===== Entries =====
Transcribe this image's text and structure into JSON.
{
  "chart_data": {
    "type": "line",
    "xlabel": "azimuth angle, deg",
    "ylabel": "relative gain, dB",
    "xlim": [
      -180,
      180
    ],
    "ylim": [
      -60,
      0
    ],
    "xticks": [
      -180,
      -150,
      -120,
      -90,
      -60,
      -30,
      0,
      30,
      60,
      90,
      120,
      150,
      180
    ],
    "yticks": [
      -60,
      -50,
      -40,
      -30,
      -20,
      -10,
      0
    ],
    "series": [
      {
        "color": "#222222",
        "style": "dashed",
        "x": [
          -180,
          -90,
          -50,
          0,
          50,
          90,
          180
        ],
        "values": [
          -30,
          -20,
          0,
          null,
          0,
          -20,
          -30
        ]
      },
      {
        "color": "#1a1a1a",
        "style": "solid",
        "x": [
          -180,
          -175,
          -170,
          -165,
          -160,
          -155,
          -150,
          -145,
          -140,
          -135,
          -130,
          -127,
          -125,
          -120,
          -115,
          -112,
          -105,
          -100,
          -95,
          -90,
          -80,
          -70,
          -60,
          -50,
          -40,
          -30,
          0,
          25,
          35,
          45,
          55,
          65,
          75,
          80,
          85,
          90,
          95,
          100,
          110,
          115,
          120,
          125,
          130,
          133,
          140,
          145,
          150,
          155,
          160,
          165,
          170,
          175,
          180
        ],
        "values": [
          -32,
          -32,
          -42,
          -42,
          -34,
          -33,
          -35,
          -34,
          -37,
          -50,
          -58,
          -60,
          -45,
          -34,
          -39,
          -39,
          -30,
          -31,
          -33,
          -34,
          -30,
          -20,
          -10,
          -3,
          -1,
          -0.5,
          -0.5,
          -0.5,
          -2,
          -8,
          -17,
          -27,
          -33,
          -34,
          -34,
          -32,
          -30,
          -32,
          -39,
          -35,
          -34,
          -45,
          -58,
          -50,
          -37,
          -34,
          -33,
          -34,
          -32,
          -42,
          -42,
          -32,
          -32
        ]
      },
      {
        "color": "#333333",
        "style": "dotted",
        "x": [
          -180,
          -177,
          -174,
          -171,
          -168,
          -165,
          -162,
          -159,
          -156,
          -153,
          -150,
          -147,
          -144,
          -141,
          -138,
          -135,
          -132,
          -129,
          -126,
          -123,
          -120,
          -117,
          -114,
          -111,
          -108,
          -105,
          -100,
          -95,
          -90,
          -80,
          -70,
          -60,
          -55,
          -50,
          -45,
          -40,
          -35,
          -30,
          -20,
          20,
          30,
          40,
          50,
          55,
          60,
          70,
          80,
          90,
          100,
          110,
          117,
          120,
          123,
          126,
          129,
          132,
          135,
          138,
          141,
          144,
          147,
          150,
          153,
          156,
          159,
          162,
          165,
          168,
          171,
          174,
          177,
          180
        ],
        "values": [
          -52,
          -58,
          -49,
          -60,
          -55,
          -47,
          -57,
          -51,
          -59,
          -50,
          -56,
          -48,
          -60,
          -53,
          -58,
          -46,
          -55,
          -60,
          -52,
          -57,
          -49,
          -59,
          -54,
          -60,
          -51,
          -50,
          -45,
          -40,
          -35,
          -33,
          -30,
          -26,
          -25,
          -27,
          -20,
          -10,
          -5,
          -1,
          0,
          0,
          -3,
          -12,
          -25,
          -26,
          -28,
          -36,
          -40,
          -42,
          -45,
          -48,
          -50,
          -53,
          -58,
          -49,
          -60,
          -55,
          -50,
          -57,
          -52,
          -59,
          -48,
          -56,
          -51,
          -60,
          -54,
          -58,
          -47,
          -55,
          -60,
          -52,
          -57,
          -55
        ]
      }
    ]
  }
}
=====
===== Entries =====
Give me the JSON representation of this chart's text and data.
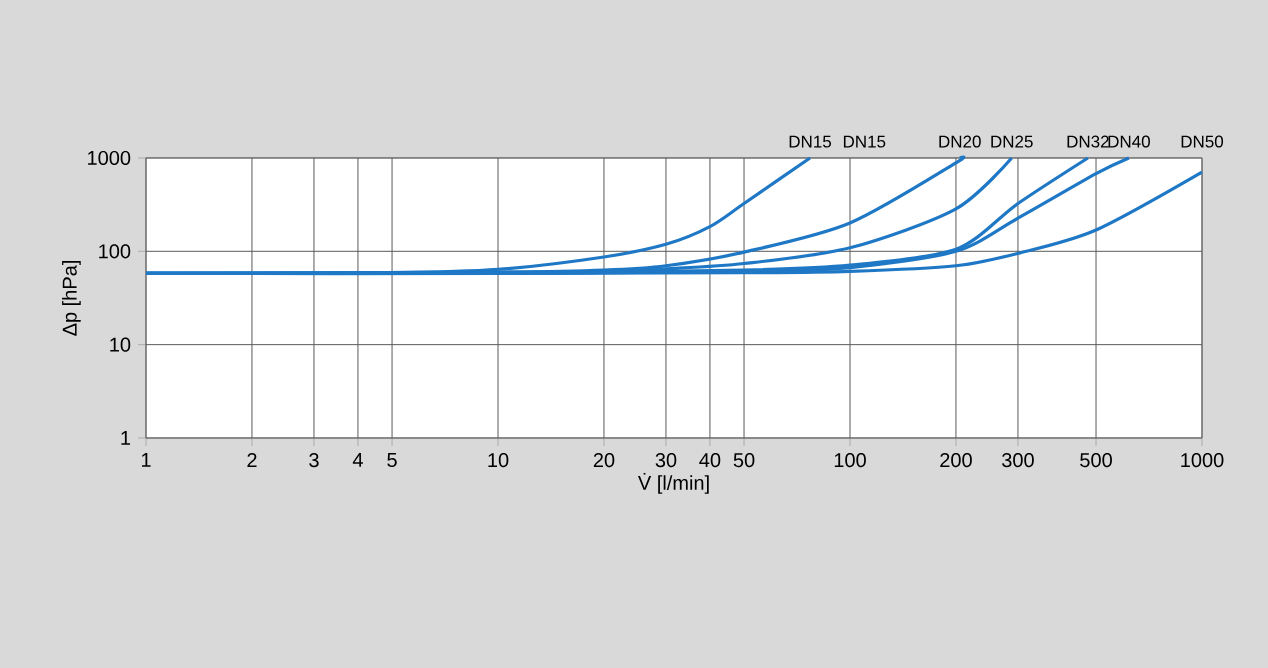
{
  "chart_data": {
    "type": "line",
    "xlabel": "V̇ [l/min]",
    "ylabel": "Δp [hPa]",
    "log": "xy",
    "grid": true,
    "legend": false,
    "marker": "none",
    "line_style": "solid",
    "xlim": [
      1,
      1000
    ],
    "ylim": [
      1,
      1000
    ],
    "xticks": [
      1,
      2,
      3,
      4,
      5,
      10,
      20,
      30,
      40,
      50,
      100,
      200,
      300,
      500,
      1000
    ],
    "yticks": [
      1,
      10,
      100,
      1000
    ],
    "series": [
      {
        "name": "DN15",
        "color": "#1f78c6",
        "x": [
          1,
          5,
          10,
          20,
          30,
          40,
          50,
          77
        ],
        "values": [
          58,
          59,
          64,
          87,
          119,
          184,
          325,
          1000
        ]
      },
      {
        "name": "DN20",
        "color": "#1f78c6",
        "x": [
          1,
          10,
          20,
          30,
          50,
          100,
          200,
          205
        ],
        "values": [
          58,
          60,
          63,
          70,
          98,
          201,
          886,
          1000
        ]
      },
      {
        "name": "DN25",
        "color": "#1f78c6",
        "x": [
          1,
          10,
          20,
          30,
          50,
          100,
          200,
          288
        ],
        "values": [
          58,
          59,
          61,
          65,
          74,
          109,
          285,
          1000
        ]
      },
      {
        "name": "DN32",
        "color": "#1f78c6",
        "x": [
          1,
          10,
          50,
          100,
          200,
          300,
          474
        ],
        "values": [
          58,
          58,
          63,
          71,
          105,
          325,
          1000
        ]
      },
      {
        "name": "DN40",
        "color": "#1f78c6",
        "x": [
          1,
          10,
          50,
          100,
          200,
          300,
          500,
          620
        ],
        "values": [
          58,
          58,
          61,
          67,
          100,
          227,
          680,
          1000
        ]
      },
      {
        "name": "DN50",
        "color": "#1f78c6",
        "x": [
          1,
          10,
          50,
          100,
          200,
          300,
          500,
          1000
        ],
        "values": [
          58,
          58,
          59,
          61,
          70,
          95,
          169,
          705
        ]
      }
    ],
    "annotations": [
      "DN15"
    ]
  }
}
=====
*Problem to work on*.
Say how many lines of the data hold the string "ylabel". Reply with the number alone.

*Exercise result*.
2